Set exercise 1: Reproduce the listing's lines, unchanged, from its first line through the line containing "hf-band xyxy=(116,164,852,166)".

In sql, group by using similar group_name

Question

How can I perform a

 GROUP BY

in SQL when the group_name values are similar but not exactly the same?

In my dataset, the group_name values may differ slightly (e.g., "Apple Inc.", "AAPL", "Apple"), but conceptually they refer to the same entity. The similarity might not be obvious or consistent, so I might need to define a custom rule or function like is_similar() to cluster them.

For simple cases, I can extract a common pattern using regex or string functions (e.g., strip suffixes, lowercase, take prefixes). But how should I handle more complex scenarios, like fuzzy or semantic similarity?

Case:

group_name	val
'Apple Inc.'	100
'AAPL'	50
'Apple'	30
'Microsoft'	80
'MSFT'	70

What I want to achieve:

new_group_name	total_val
'Apple'	180
'Microsoft'	150

What are the best approaches to achieve this in SQL? And how would I write a query like this:

SELECT some_characteristic(group_name) AS new_group_name,
       SUM(val)
FROM tb1
GROUP BY new_group_name;

Is it possible in Python? using gensim?

is this relevant? stackoverflow.com/questions/6101404/sql-group-by-like — Kenzo Staelens
– Kenzo Staelens, Commented May 15 at 7:26
Is your question how to code is_similar() or how to use it assuming you've already coded it? The first part is too wishy-washy to be answered... — Julien
– Julien, Commented May 15 at 7:40
You must define what is similar for you and what not, otherwise it's impossible to answer your question. — Jonas Metzler
– Jonas Metzler, Commented May 15 at 13:55

ValNik · Accepted Answer · 2025-05-15 13:50:50Z

2

Create a separate table that explicitly maps each variation of group_name to its desired canonical new_group_name

populate this table with entries like:

canonical	variation
Apple Inc.	Apple
AAPL	Apple
Apple	Apple
Microsoft	Microsoft
MSFT	Microsoft

JOIN your data table (tb1) with this mapping table on group_name = variation , and then GROUP BY the canonical_name from the mapping table.

SELECT
    gm.canonical_name AS new_group_name,
    SUM(t.val) AS total_val
FROM tb1 t
JOIN group_mapping gm ON t.group_name = gm.variation

GROUP BY gm.canonical_name
ORDER BY new_group_name;

edited May 15 at 13:50

ValNik

7,7981 gold badge8 silver badges18 bronze badges

answered May 15 at 7:40

Ritik Ranjan

213 bronze badges

Sign up to request clarification or add additional context in comments.

Comments

lemon · Accepted Answer · 2025-05-15 12:37:02Z

If you:

do know the canonical names
do not know the mapping "variation: canonical" in advance
have implemented the "is_similar()" function, that takes two strings and computes the similarity

You can compute a full join between your table of names and canonical names and use your "is_similar" function to compute the similarity between pairs. Then you replace the names from your first table with your remapped names and compute the aggregation.

Set exercise 2: In the thread on grouping similar group_name values in SQL, which condition does ValNik's accepted answer use to join tb1 with the mapping table?

Data to process:
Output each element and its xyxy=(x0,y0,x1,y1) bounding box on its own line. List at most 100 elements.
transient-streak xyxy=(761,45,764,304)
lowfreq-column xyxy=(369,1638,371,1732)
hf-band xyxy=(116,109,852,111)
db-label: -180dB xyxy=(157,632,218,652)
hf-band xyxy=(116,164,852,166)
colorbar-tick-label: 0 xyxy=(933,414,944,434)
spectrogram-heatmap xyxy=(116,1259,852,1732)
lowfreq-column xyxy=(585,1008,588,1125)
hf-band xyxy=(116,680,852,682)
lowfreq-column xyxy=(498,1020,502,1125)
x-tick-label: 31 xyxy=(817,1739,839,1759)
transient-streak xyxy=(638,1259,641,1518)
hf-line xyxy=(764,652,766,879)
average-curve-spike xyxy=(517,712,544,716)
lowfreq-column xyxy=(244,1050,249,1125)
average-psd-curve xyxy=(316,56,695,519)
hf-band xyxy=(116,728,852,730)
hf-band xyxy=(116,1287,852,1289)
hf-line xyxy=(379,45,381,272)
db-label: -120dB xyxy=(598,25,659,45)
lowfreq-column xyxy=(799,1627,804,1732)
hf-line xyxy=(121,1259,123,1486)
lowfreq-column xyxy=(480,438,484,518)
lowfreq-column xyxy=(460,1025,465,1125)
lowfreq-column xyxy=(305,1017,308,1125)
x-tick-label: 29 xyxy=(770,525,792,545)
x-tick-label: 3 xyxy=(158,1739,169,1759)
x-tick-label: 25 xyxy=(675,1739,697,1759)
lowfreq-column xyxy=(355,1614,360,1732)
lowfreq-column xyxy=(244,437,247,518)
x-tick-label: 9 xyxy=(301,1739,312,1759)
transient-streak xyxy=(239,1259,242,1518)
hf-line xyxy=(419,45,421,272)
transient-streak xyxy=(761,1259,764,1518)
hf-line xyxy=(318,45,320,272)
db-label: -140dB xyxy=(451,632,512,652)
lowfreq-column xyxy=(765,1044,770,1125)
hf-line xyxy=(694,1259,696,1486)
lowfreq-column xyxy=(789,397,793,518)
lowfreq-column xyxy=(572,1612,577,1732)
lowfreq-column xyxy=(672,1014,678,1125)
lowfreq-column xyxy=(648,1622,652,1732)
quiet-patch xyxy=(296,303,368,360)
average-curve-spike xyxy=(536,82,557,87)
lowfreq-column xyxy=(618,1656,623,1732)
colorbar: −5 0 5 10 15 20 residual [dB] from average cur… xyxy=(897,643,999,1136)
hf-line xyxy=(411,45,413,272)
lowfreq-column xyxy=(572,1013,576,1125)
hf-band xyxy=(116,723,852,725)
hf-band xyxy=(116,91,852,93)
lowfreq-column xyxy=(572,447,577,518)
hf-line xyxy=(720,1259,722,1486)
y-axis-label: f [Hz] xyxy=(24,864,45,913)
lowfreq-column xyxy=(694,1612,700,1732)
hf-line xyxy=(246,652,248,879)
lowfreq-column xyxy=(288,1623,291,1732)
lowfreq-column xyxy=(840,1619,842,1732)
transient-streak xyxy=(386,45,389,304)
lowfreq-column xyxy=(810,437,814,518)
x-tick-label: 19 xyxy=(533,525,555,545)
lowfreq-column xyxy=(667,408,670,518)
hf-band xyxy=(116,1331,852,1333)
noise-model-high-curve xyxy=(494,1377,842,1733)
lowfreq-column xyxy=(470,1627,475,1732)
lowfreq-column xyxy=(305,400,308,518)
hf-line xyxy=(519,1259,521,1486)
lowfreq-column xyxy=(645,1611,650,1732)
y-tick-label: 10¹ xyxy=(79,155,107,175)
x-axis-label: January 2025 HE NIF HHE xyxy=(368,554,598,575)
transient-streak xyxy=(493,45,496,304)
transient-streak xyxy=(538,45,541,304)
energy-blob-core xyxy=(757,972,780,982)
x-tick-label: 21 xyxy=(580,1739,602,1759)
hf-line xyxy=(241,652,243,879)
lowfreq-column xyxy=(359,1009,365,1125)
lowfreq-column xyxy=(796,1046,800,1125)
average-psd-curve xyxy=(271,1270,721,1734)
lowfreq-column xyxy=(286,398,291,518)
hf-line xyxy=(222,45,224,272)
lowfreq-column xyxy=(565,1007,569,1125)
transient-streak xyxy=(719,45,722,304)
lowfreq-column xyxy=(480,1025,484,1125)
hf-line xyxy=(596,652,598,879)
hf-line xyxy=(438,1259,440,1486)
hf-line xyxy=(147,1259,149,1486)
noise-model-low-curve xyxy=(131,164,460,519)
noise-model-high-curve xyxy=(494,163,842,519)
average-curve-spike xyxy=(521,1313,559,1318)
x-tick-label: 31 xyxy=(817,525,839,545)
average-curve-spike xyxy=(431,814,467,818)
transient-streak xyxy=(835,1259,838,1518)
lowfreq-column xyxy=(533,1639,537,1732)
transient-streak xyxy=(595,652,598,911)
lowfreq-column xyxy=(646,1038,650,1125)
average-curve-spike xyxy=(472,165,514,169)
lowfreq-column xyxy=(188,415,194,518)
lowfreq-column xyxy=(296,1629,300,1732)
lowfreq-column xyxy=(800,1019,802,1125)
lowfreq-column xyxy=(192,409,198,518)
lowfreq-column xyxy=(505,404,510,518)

Correct output 1:
Output each element and its xyxy=(x0,y0,x1,y1) bounding box on its own line. List at most 100 elements.
transient-streak xyxy=(761,45,764,304)
lowfreq-column xyxy=(369,1638,371,1732)
hf-band xyxy=(116,109,852,111)
db-label: -180dB xyxy=(157,632,218,652)
hf-band xyxy=(116,164,852,166)

Correct output 2: group_name = variation